- [What you are asked to do]: Set all the material down again unchanged, without the pictures.

(Saved entries)
[Begin]

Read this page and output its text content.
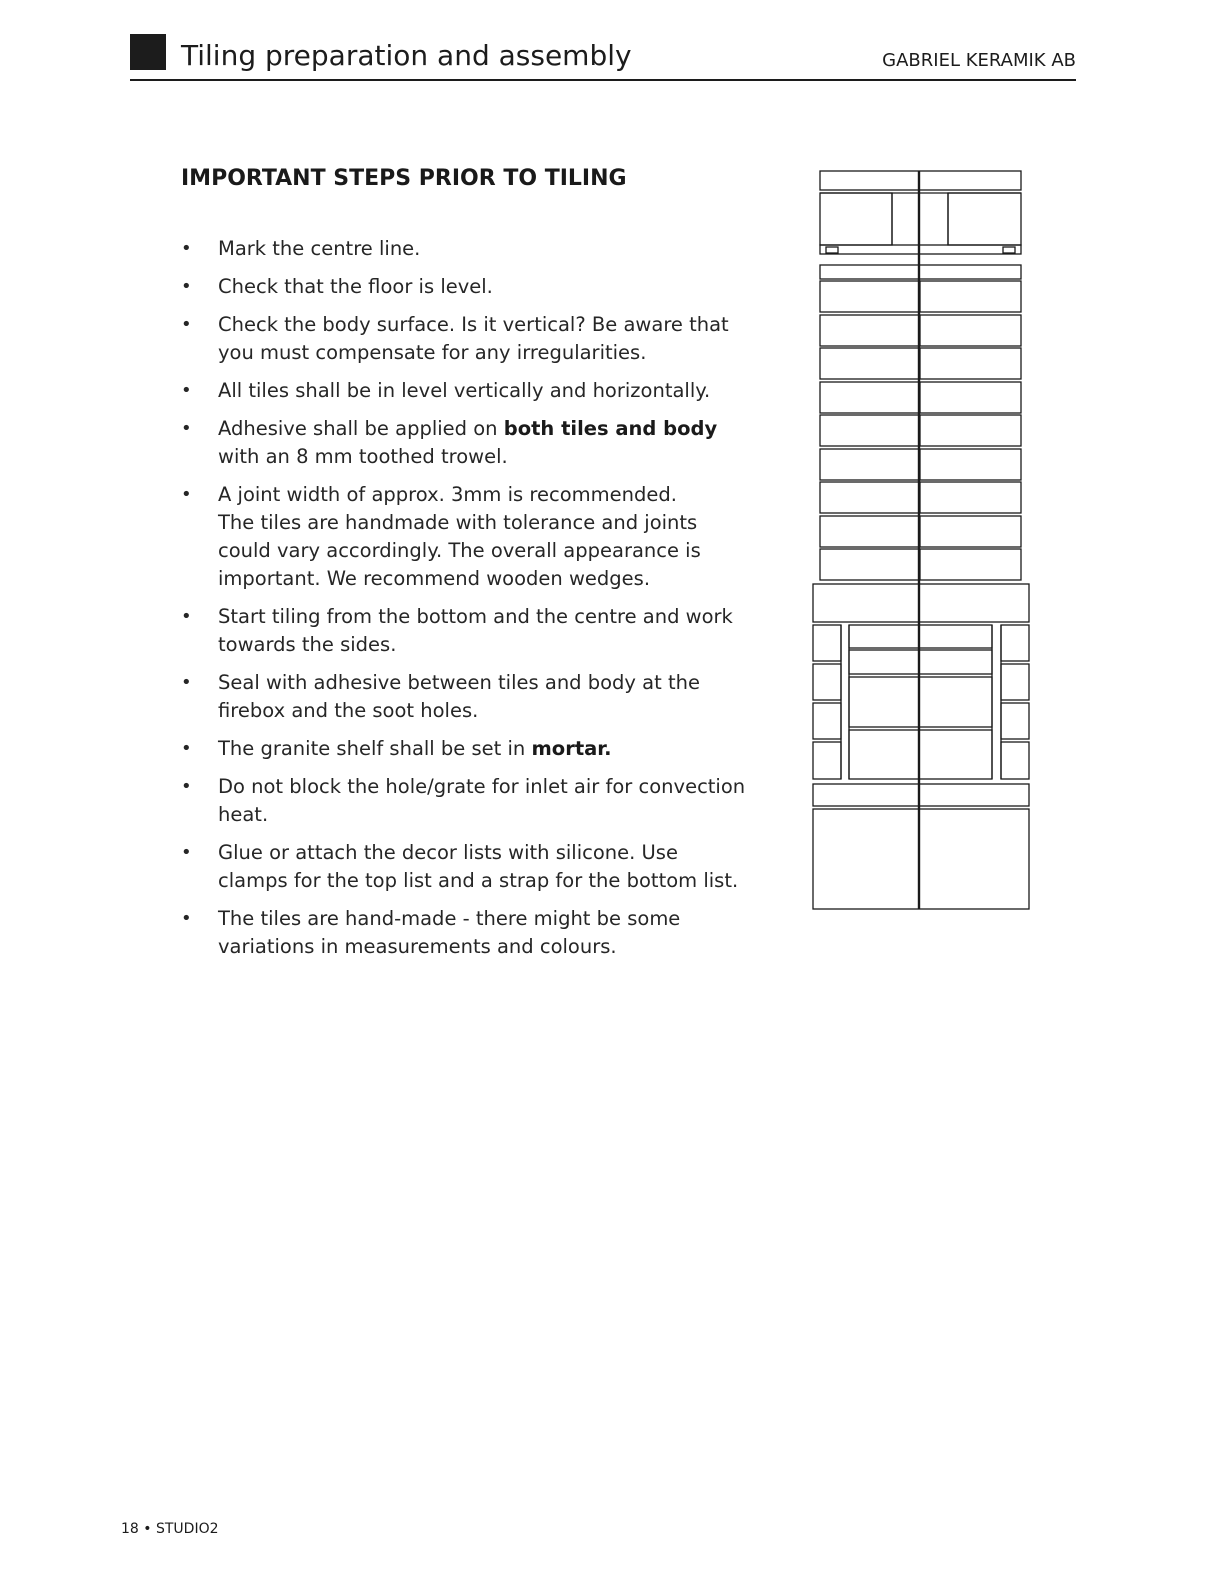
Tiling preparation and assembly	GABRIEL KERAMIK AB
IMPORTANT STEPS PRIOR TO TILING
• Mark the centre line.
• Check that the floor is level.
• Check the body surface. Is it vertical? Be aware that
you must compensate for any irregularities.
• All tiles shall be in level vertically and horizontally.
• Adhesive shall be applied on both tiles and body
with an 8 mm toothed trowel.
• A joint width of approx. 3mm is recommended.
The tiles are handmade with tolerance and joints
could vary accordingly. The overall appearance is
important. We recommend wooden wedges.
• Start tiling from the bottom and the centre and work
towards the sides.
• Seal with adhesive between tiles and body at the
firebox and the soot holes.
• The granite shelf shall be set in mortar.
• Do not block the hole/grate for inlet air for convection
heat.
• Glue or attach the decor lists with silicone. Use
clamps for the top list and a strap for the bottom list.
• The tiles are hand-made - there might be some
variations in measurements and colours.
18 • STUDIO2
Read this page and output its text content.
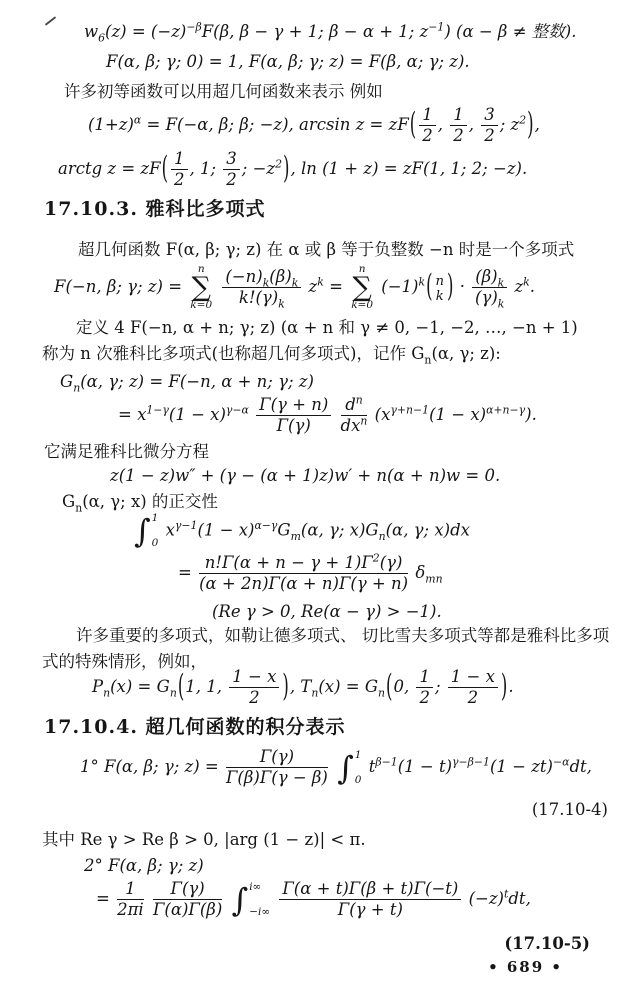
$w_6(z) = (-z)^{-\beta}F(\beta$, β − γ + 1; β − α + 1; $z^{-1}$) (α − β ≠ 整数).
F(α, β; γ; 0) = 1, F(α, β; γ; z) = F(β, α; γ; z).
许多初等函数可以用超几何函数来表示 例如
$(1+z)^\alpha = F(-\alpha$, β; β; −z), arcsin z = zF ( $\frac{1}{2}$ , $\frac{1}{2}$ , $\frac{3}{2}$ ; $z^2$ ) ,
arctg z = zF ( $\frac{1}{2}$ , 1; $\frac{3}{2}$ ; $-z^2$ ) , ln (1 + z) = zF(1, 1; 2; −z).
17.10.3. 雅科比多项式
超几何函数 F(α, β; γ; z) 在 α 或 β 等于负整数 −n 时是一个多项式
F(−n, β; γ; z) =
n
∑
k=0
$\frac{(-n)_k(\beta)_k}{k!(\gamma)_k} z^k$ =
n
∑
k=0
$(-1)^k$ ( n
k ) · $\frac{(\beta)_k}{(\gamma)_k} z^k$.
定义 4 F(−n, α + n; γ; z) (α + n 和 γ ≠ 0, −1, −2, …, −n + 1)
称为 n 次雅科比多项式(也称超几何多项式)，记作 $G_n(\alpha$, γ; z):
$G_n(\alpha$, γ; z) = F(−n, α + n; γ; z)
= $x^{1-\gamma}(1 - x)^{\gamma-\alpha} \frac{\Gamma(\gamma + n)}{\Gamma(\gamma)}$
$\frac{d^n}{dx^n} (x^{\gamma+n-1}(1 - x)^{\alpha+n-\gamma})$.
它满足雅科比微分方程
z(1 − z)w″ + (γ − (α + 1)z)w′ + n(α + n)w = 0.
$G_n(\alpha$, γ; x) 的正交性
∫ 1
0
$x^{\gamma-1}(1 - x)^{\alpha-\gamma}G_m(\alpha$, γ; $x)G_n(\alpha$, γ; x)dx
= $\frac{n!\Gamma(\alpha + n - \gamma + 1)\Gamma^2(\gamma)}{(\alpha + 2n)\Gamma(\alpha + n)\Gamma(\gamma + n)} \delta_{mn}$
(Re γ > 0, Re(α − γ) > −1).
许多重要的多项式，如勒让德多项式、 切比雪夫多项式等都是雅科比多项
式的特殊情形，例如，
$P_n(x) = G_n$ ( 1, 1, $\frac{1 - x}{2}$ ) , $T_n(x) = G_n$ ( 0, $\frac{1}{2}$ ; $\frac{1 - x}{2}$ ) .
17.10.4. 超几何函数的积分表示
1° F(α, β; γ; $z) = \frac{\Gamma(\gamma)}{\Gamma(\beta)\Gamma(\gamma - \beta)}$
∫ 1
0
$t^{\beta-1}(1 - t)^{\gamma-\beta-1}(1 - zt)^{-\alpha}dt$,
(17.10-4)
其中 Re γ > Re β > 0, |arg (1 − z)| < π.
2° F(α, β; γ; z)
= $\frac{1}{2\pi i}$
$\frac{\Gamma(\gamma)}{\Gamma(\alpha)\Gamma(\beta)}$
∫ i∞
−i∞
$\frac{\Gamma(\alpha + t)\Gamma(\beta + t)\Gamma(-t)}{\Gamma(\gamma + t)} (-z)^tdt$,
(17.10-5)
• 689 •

[End]

- [Answer for this exercise]:
Read this page and output its text content.
Tiling preparation and assembly	GABRIEL KERAMIK AB
IMPORTANT STEPS PRIOR TO TILING
• Mark the centre line.
• Check that the floor is level.
• Check the body surface. Is it vertical? Be aware that
you must compensate for any irregularities.
• All tiles shall be in level vertically and horizontally.
• Adhesive shall be applied on both tiles and body
with an 8 mm toothed trowel.
• A joint width of approx. 3mm is recommended.
The tiles are handmade with tolerance and joints
could vary accordingly. The overall appearance is
important. We recommend wooden wedges.
• Start tiling from the bottom and the centre and work
towards the sides.
• Seal with adhesive between tiles and body at the
firebox and the soot holes.
• The granite shelf shall be set in mortar.
• Do not block the hole/grate for inlet air for convection
heat.
• Glue or attach the decor lists with silicone. Use
clamps for the top list and a strap for the bottom list.
• The tiles are hand-made - there might be some
variations in measurements and colours.
18 • STUDIO2
Read this page and output its text content.
$w_6(z) = (-z)^{-\beta}F(\beta$, β − γ + 1; β − α + 1; $z^{-1}$) (α − β ≠ 整数).
F(α, β; γ; 0) = 1, F(α, β; γ; z) = F(β, α; γ; z).
许多初等函数可以用超几何函数来表示 例如
$(1+z)^\alpha = F(-\alpha$, β; β; −z), arcsin z = zF ( $\frac{1}{2}$ , $\frac{1}{2}$ , $\frac{3}{2}$ ; $z^2$ ) ,
arctg z = zF ( $\frac{1}{2}$ , 1; $\frac{3}{2}$ ; $-z^2$ ) , ln (1 + z) = zF(1, 1; 2; −z).
17.10.3. 雅科比多项式
超几何函数 F(α, β; γ; z) 在 α 或 β 等于负整数 −n 时是一个多项式
F(−n, β; γ; z) =
n
∑
k=0
$\frac{(-n)_k(\beta)_k}{k!(\gamma)_k} z^k$ =
n
∑
k=0
$(-1)^k$ ( n
k ) · $\frac{(\beta)_k}{(\gamma)_k} z^k$.
定义 4 F(−n, α + n; γ; z) (α + n 和 γ ≠ 0, −1, −2, …, −n + 1)
称为 n 次雅科比多项式(也称超几何多项式)，记作 $G_n(\alpha$, γ; z):
$G_n(\alpha$, γ; z) = F(−n, α + n; γ; z)
= $x^{1-\gamma}(1 - x)^{\gamma-\alpha} \frac{\Gamma(\gamma + n)}{\Gamma(\gamma)}$
$\frac{d^n}{dx^n} (x^{\gamma+n-1}(1 - x)^{\alpha+n-\gamma})$.
它满足雅科比微分方程
z(1 − z)w″ + (γ − (α + 1)z)w′ + n(α + n)w = 0.
$G_n(\alpha$, γ; x) 的正交性
∫ 1
0
$x^{\gamma-1}(1 - x)^{\alpha-\gamma}G_m(\alpha$, γ; $x)G_n(\alpha$, γ; x)dx
= $\frac{n!\Gamma(\alpha + n - \gamma + 1)\Gamma^2(\gamma)}{(\alpha + 2n)\Gamma(\alpha + n)\Gamma(\gamma + n)} \delta_{mn}$
(Re γ > 0, Re(α − γ) > −1).
许多重要的多项式，如勒让德多项式、 切比雪夫多项式等都是雅科比多项
式的特殊情形，例如，
$P_n(x) = G_n$ ( 1, 1, $\frac{1 - x}{2}$ ) , $T_n(x) = G_n$ ( 0, $\frac{1}{2}$ ; $\frac{1 - x}{2}$ ) .
17.10.4. 超几何函数的积分表示
1° F(α, β; γ; $z) = \frac{\Gamma(\gamma)}{\Gamma(\beta)\Gamma(\gamma - \beta)}$
∫ 1
0
$t^{\beta-1}(1 - t)^{\gamma-\beta-1}(1 - zt)^{-\alpha}dt$,
(17.10-4)
其中 Re γ > Re β > 0, |arg (1 − z)| < π.
2° F(α, β; γ; z)
= $\frac{1}{2\pi i}$
$\frac{\Gamma(\gamma)}{\Gamma(\alpha)\Gamma(\beta)}$
∫ i∞
−i∞
$\frac{\Gamma(\alpha + t)\Gamma(\beta + t)\Gamma(-t)}{\Gamma(\gamma + t)} (-z)^tdt$,
(17.10-5)
• 689 •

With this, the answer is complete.